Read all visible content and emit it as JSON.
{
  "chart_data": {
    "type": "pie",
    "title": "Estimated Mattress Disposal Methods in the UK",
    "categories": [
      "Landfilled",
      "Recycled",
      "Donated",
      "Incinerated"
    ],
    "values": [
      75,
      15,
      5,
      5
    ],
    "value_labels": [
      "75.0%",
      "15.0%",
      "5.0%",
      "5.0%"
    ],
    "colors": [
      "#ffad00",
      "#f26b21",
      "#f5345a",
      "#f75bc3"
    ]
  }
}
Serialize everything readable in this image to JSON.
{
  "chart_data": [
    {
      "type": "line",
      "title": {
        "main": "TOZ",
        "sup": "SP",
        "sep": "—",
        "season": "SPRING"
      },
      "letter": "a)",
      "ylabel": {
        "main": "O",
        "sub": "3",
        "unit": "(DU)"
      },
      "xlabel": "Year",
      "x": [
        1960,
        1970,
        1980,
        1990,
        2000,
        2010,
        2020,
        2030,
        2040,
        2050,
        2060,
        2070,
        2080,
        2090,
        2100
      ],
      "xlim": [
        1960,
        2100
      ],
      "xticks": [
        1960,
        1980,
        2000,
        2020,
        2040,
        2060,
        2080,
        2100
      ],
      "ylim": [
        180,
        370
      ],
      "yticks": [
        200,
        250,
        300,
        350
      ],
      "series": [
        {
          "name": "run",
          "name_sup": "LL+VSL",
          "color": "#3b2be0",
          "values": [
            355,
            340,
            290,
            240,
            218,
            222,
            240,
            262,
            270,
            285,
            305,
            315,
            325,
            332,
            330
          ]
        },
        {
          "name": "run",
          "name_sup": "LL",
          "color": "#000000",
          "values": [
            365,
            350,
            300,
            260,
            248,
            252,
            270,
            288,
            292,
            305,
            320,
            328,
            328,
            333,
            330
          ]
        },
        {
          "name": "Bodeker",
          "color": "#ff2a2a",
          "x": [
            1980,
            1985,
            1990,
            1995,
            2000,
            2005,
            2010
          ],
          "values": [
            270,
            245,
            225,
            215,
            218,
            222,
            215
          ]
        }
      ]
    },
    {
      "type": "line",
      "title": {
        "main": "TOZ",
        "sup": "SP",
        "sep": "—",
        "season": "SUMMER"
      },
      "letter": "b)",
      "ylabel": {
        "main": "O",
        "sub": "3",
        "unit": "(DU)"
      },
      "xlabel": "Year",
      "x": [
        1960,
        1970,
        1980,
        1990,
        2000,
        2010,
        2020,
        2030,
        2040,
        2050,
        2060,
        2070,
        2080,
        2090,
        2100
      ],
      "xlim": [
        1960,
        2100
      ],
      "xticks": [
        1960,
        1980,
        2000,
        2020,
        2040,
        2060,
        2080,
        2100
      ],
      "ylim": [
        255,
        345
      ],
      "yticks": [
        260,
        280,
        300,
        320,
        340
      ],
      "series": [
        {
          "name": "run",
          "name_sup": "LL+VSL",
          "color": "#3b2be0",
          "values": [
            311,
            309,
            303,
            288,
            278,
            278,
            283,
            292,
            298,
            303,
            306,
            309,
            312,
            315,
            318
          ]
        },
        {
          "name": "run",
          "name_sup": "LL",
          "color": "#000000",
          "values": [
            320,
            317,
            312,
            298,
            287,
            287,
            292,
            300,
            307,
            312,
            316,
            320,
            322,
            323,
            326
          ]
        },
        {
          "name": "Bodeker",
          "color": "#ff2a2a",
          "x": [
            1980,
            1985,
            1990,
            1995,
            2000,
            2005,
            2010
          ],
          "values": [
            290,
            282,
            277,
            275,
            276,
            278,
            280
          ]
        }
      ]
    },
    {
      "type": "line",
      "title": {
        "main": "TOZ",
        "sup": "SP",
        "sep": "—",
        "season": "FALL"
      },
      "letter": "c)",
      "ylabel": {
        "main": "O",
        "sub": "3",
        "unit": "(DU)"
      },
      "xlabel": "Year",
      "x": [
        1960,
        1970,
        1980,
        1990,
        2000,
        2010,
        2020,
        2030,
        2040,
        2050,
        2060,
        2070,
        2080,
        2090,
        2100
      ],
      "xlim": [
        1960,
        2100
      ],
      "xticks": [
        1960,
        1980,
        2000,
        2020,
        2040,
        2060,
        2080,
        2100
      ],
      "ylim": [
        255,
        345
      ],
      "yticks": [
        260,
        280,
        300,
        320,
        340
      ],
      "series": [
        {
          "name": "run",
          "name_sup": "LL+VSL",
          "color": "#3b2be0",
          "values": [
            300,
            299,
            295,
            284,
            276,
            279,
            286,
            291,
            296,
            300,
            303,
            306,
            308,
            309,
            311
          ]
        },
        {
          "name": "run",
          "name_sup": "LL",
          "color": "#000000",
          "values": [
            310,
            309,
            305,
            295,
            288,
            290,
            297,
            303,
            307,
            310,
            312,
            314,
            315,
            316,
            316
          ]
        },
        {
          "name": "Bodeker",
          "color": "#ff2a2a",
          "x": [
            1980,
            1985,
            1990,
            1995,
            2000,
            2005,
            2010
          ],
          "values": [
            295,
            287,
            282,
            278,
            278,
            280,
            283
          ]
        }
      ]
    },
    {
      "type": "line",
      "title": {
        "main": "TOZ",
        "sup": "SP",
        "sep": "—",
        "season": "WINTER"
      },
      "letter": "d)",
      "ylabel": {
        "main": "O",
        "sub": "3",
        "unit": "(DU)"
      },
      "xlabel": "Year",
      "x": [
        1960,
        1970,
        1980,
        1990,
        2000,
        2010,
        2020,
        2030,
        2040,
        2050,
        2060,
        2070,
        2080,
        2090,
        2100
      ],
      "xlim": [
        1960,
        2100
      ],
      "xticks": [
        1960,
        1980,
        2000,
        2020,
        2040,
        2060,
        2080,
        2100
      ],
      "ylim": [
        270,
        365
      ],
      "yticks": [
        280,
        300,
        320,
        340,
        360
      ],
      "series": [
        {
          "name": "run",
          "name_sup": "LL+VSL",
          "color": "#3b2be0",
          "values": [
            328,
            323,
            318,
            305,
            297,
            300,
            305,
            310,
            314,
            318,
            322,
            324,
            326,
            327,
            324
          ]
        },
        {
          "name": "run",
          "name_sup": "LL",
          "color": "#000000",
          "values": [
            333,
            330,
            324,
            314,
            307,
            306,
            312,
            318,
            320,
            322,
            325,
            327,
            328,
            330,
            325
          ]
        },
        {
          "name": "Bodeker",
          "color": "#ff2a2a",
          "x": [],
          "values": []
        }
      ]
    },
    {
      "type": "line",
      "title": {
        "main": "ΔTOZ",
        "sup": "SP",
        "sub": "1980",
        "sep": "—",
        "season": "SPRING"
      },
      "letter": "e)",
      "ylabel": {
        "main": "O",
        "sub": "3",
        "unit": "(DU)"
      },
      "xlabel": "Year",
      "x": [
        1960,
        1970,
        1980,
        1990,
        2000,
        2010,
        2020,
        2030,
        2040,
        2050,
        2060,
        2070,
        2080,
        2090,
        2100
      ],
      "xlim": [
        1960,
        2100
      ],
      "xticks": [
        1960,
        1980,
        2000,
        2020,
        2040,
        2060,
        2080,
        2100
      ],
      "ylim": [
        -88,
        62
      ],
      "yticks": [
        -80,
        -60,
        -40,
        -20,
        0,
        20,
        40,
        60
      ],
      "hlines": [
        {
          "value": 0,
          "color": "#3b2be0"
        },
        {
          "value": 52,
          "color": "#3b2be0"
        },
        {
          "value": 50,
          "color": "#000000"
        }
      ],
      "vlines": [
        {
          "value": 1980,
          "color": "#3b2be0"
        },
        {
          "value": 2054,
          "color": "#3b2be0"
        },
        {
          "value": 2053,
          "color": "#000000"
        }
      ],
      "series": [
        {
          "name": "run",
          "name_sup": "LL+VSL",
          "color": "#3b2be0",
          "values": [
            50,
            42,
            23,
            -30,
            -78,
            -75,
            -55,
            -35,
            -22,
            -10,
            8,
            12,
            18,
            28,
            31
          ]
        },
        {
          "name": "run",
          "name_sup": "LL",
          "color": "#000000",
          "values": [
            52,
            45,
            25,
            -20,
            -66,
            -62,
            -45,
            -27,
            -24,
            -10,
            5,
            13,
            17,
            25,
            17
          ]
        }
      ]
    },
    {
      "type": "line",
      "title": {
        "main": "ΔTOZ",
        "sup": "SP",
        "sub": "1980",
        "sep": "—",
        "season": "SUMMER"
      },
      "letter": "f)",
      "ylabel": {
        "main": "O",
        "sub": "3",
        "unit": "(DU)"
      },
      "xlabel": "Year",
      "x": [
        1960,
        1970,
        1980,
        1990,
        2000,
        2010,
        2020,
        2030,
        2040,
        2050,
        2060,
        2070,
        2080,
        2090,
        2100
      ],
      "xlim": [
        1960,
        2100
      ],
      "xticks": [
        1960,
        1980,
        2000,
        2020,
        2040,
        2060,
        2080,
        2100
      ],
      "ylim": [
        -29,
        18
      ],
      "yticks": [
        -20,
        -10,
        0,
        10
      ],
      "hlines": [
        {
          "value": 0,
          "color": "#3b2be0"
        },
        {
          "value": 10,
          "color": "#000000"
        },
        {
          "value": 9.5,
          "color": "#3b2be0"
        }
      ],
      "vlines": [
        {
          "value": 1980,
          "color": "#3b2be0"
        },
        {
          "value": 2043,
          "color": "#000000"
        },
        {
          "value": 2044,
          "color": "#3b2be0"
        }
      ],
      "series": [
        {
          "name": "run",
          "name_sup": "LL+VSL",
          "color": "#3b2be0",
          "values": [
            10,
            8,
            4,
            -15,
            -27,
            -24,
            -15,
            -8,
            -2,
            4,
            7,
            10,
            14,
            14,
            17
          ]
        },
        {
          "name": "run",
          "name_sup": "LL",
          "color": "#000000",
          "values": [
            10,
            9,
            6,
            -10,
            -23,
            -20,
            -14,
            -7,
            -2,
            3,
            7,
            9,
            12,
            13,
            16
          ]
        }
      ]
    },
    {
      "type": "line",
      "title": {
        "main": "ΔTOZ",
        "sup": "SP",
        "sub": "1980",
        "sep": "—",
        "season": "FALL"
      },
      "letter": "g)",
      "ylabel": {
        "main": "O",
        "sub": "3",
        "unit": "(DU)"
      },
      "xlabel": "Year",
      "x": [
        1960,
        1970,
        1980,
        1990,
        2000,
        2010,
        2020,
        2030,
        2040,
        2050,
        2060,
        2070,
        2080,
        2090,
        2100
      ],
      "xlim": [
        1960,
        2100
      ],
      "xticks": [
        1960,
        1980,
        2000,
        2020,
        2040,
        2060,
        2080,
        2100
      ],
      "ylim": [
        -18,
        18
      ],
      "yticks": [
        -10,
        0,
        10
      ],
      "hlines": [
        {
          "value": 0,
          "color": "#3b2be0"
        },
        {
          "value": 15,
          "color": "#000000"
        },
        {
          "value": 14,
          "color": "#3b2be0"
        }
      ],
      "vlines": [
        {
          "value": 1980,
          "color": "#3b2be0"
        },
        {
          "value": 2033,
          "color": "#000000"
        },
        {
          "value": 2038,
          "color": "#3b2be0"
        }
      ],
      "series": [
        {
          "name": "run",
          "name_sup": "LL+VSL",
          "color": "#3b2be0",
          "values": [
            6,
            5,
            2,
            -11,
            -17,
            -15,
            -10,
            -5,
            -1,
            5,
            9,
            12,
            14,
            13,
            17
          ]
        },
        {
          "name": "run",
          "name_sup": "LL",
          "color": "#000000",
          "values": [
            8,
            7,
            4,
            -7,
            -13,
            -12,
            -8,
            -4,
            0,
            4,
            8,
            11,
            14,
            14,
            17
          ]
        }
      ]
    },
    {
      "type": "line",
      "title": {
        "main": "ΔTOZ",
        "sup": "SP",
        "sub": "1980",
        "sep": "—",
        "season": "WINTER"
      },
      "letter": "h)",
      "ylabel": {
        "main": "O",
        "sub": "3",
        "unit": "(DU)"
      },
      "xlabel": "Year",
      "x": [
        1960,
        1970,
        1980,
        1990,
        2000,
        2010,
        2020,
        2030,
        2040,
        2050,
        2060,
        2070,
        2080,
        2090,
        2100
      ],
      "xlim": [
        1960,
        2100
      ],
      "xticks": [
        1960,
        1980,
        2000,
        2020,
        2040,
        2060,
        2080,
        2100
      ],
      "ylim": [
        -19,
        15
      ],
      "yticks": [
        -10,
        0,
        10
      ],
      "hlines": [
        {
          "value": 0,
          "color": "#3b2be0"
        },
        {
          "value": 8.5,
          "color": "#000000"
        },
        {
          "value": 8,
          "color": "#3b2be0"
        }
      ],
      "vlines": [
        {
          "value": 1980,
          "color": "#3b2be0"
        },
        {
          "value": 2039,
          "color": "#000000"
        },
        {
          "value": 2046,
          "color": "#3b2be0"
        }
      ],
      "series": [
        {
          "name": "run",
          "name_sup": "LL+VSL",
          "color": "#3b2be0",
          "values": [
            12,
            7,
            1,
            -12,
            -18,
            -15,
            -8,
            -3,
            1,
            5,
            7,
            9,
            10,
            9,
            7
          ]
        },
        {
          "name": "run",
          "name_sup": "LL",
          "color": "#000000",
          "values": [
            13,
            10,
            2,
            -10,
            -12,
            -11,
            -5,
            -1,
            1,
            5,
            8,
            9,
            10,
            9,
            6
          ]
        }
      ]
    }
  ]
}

________________________

PROMPT: Scan the data for the word "JSON" and copy every line where it shows up.

IN RESPONSE:
Read all visible content and emit it as JSON.
Serialize everything readable in this image to JSON.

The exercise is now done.